Input data:
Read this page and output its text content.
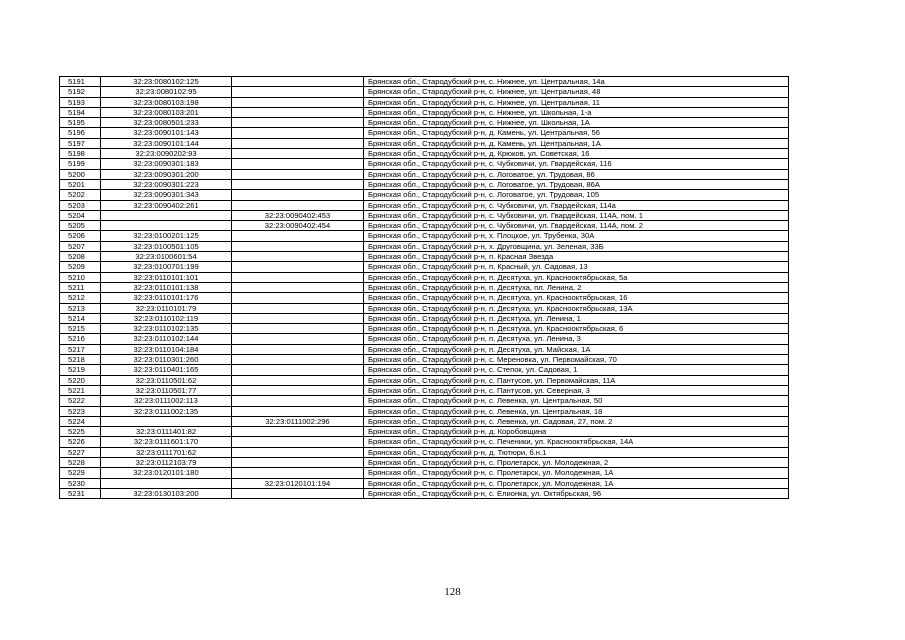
5191	32:23:0080102:125		Брянская обл., Стародубский р-н, с. Нижнее, ул. Центральная, 14а
5192	32:23:0080102:95		Брянская обл., Стародубский р-н, с. Нижнее, ул. Центральная, 48
5193	32:23:0080103:198		Брянская обл., Стародубский р-н, с. Нижнее, ул. Центральная, 11
5194	32:23:0080103:201		Брянская обл., Стародубский р-н, с. Нижнее, ул. Школьная, 1-а
5195	32:23:0080501:233		Брянская обл., Стародубский р-н, с. Нижнее, ул. Школьная, 1А
5196	32:23:0090101:143		Брянская обл., Стародубский р-н, д. Камень, ул. Центральная, 56
5197	32:23:0090101:144		Брянская обл., Стародубский р-н, д. Камень, ул. Центральная, 1А
5198	32:23:0090202:93		Брянская обл., Стародубский р-н, д. Крюков, ул. Советская, 16
5199	32:23:0090301:183		Брянская обл., Стародубский р-н, с. Чубковичи, ул. Гвардейская, 116
5200	32:23:0090301:200		Брянская обл., Стародубский р-н, с. Логоватое, ул. Трудовая, 86
5201	32:23:0090301:223		Брянская обл., Стародубский р-н, с. Логоватое, ул. Трудовая, 86А
5202	32:23:0090301:343		Брянская обл., Стародубский р-н, с. Логоватое, ул. Трудовая, 105
5203	32:23:0090402:261		Брянская обл., Стародубский р-н, с. Чубковичи, ул. Гвардейская, 114а
5204		32:23:0090402:453	Брянская обл., Стародубский р-н, с. Чубковичи, ул. Гвардейская, 114А, пом. 1
5205		32:23:0090402:454	Брянская обл., Стародубский р-н, с. Чубковичи, ул. Гвардейская, 114А, пом. 2
5206	32:23:0100201:125		Брянская обл., Стародубский р-н, х. Плоцкое, ул. Трубенка, 30А
5207	32:23:0100501:105		Брянская обл., Стародубский р-н, х. Друговщина, ул. Зеленая, 33Б
5208	32:23:0100601:54		Брянская обл., Стародубский р-н, п. Красная Звезда
5209	32:23:0100701:199		Брянская обл., Стародубский р-н, п. Красный, ул. Садовая, 13
5210	32:23:0110101:101		Брянская обл., Стародубский р-н, п. Десятуха, ул. Краснооктябрьская, 5а
5211	32:23:0110101:138		Брянская обл., Стародубский р-н, п. Десятуха, пл. Ленина, 2
5212	32:23:0110101:176		Брянская обл., Стародубский р-н, п. Десятуха, ул. Краснооктябрьская, 16
5213	32:23:0110101:79		Брянская обл., Стародубский р-н, п. Десятуха, ул. Краснооктябрьская, 13А
5214	32:23:0110102:119		Брянская обл., Стародубский р-н, п. Десятуха, ул. Ленина, 1
5215	32:23:0110102:135		Брянская обл., Стародубский р-н, п. Десятуха, ул. Краснооктябрьская, 6
5216	32:23:0110102:144		Брянская обл., Стародубский р-н, п. Десятуха, ул. Ленина, 3
5217	32:23:0110104:184		Брянская обл., Стародубский р-н, п. Десятуха, ул. Майская, 1А
5218	32:23:0110301:260		Брянская обл., Стародубский р-н, с. Мереновка, ул. Первомайская, 70
5219	32:23:0110401:165		Брянская обл., Стародубский р-н, с. Степок, ул. Садовая, 1
5220	32:23:0110501:62		Брянская обл., Стародубский р-н, с. Пантусов, ул. Первомайская, 11А
5221	32:23:0110501:77		Брянская обл., Стародубский р-н, с. Пантусов, ул. Северная, 3
5222	32:23:0111002:113		Брянская обл., Стародубский р-н, с. Левенка, ул. Центральная, 50
5223	32:23:0111002:135		Брянская обл., Стародубский р-н, с. Левенка, ул. Центральная, 18
5224		32:23:0111002:296	Брянская обл., Стародубский р-н, с. Левенка, ул. Садовая, 27, пом. 2
5225	32:23:0111401:82		Брянская обл., Стародубский р-н, д. Коробовщина
5226	32:23:0111601:170		Брянская обл., Стародубский р-н, с. Печеники, ул. Краснооктябрьская, 14А
5227	32:23:0111701:62		Брянская обл., Стародубский р-н, д. Тютюри, б.н.1
5228	32:23:0112103:79		Брянская обл., Стародубский р-н, с. Пролетарск, ул. Молодежная, 2
5229	32:23:0120101:180		Брянская обл., Стародубский р-н, с. Пролетарск, ул. Молодежная, 1А
5230		32:23:0120101:194	Брянская обл., Стародубский р-н, с. Пролетарск, ул. Молодежная, 1А
5231	32:23:0130103:200		Брянская обл., Стародубский р-н, с. Елионка, ул. Октябрьская, 96
128
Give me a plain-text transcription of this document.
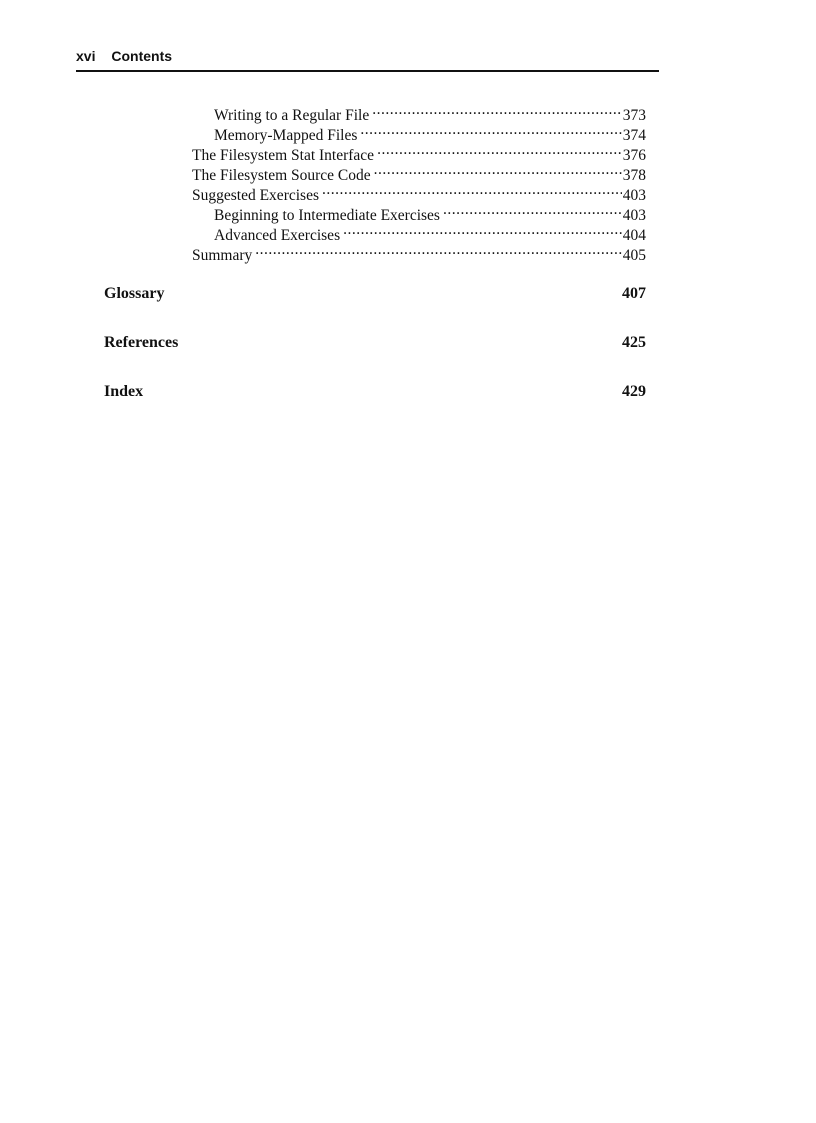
xvi Contents
Writing to a Regular File .....	373
Memory-Mapped Files .....	374
The Filesystem Stat Interface .....	376
The Filesystem Source Code .....	378
Suggested Exercises .....	403
Beginning to Intermediate Exercises .....	403
Advanced Exercises .....	404
Summary .....	405
Glossary	407
References	425
Index	429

What is being asked: Within the data above, pick out all lines holding the word "Молодежная".

Expected answer:
5228	32:23:0112103:79		Брянская обл., Стародубский р-н, с. Пролетарск, ул. Молодежная, 2
5229	32:23:0120101:180		Брянская обл., Стародубский р-н, с. Пролетарск, ул. Молодежная, 1А
5230		32:23:0120101:194	Брянская обл., Стародубский р-н, с. Пролетарск, ул. Молодежная, 1А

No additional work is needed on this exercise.